WHAT YOU HAVE TO DO: Wherever the word "target" shows up in a line, please copy that line.

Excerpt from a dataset
▶
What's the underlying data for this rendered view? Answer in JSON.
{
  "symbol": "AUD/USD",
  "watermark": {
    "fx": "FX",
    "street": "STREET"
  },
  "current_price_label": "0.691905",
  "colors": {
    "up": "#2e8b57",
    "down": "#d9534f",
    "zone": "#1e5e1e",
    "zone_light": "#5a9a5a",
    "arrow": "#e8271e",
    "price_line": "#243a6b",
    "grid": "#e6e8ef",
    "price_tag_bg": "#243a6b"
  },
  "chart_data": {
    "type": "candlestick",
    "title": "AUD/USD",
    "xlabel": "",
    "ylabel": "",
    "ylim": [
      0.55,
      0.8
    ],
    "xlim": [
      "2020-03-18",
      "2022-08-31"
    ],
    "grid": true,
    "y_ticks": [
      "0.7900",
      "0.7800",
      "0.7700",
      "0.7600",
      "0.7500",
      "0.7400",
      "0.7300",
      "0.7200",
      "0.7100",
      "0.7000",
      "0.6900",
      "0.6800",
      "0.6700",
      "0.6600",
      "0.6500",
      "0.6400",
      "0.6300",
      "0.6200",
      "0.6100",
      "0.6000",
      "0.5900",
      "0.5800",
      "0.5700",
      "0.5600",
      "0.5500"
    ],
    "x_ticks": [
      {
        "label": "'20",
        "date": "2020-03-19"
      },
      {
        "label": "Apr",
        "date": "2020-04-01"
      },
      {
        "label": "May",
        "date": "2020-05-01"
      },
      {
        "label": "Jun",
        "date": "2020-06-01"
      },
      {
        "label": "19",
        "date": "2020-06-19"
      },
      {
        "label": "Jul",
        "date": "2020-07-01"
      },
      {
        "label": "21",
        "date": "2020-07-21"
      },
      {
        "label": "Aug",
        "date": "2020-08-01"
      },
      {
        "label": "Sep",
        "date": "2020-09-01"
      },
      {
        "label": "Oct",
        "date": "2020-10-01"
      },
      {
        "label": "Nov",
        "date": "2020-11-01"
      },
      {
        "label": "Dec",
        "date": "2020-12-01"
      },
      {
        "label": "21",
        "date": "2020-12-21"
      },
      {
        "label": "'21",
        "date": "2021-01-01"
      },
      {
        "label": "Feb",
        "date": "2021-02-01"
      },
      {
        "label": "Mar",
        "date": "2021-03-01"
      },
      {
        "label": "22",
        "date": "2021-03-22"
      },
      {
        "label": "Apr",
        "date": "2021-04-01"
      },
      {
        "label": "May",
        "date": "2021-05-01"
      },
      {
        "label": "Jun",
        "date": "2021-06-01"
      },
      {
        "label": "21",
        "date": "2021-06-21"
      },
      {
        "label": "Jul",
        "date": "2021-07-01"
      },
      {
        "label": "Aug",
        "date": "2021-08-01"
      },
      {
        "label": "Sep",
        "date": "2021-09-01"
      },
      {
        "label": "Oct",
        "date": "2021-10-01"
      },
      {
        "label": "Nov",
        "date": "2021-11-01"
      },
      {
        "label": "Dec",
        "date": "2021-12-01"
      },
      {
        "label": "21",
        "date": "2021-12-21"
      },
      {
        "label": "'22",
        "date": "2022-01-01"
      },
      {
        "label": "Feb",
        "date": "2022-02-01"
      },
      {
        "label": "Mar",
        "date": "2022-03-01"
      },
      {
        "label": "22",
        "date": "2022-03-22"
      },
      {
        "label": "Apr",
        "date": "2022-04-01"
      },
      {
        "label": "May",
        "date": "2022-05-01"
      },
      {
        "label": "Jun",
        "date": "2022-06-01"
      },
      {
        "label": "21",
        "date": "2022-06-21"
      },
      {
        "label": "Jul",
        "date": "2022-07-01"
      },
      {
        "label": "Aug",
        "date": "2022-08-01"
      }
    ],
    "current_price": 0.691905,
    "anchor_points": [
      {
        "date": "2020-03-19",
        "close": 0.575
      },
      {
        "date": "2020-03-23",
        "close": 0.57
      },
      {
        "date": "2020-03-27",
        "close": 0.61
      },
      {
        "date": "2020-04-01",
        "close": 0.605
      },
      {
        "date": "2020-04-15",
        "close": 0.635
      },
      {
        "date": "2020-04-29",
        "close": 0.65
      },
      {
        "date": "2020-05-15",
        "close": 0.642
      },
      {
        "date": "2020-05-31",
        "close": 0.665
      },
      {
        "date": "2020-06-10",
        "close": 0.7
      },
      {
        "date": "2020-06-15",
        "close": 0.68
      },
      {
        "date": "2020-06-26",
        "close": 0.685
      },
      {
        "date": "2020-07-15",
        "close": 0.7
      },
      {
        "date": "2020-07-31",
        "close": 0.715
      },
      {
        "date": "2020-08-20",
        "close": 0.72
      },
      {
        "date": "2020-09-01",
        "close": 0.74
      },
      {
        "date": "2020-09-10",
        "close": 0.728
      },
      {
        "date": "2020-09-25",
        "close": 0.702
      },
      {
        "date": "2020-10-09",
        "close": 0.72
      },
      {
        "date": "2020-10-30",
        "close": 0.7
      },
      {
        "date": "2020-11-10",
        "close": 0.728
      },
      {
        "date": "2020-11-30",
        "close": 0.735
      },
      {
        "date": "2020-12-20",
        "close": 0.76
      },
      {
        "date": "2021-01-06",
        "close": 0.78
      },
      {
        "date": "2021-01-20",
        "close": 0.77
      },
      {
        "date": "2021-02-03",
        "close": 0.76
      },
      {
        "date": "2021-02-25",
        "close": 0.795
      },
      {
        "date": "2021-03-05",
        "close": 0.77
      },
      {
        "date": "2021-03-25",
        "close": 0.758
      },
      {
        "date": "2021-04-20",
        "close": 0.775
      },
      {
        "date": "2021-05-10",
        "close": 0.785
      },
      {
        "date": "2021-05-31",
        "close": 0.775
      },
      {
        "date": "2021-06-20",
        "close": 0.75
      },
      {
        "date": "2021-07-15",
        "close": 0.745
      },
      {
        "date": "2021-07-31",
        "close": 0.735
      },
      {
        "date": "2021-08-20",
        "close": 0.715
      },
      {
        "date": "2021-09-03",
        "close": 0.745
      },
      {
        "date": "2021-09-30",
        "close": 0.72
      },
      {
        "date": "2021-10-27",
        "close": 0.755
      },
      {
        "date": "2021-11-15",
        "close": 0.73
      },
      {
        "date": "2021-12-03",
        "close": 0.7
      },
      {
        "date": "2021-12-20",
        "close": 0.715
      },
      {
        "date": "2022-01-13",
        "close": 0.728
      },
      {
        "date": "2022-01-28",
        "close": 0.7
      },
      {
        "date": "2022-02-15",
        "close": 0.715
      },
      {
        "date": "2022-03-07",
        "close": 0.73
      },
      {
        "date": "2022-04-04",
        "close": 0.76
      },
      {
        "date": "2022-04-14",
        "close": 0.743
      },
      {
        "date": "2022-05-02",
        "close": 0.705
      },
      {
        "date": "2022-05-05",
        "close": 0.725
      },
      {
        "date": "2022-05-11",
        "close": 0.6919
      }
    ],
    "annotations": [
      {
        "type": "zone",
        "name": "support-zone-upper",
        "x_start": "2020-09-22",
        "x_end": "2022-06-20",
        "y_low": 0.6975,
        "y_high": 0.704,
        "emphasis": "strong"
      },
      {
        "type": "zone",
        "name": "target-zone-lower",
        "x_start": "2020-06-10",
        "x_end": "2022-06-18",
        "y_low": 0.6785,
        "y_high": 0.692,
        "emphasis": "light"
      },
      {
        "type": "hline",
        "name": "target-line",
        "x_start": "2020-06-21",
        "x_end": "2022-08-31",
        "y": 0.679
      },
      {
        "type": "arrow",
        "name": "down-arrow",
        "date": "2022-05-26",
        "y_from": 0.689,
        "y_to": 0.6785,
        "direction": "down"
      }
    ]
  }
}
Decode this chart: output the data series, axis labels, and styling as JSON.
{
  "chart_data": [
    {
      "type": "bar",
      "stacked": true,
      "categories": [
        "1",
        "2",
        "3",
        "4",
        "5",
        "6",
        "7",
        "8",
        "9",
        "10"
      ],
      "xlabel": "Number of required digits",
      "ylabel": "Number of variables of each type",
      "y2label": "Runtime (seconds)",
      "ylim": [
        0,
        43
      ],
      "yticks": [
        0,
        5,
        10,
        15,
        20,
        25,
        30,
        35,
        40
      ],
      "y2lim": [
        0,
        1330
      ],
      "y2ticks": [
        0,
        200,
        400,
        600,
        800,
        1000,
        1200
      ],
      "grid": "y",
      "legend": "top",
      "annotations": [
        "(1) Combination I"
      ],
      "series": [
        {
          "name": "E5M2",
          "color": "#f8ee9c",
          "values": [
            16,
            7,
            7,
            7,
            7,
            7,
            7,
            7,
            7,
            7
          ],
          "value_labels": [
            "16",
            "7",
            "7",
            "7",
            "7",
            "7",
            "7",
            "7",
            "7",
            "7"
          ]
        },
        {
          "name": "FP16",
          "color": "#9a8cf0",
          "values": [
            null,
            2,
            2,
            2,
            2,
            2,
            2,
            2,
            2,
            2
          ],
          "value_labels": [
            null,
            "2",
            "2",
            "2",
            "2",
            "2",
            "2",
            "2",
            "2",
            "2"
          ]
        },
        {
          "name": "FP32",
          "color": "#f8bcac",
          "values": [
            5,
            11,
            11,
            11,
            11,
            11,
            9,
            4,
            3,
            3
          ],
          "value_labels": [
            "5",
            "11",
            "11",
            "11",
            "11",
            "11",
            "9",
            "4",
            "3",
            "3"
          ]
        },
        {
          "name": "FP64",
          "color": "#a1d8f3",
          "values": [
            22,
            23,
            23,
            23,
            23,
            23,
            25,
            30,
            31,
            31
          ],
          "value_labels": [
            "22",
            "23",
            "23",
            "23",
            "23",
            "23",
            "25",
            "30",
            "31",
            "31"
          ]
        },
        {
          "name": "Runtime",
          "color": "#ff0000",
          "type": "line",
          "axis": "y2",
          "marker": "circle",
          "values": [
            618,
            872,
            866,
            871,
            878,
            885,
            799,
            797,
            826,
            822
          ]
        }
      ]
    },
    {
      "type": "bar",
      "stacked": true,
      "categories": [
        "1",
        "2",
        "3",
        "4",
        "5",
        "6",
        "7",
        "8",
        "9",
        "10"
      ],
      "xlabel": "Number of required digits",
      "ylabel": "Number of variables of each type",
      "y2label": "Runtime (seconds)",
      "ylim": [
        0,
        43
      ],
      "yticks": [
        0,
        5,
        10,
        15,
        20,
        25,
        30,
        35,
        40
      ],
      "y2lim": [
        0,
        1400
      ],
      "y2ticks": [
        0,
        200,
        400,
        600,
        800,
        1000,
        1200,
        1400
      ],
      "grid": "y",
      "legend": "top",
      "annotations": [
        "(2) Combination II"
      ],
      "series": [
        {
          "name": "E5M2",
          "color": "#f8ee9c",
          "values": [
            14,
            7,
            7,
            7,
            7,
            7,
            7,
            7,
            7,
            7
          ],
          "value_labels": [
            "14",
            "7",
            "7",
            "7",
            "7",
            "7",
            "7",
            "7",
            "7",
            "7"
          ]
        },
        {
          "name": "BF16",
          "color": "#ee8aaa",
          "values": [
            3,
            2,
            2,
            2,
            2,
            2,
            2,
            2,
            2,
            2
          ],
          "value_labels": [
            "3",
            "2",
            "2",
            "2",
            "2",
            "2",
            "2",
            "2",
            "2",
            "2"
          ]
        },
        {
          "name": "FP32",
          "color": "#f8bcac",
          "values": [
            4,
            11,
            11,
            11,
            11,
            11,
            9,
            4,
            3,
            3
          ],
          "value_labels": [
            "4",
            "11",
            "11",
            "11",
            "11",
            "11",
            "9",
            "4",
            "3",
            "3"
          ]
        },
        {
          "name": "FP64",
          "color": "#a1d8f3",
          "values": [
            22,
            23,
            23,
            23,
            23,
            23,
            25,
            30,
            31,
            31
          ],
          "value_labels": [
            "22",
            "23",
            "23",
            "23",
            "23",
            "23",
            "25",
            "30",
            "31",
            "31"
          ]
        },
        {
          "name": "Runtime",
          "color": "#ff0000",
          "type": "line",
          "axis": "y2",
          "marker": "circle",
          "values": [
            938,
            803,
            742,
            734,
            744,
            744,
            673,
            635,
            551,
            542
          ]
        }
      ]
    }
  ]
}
◀
RESPONSE:
        "name": "target-zone-lower",
        "name": "target-line",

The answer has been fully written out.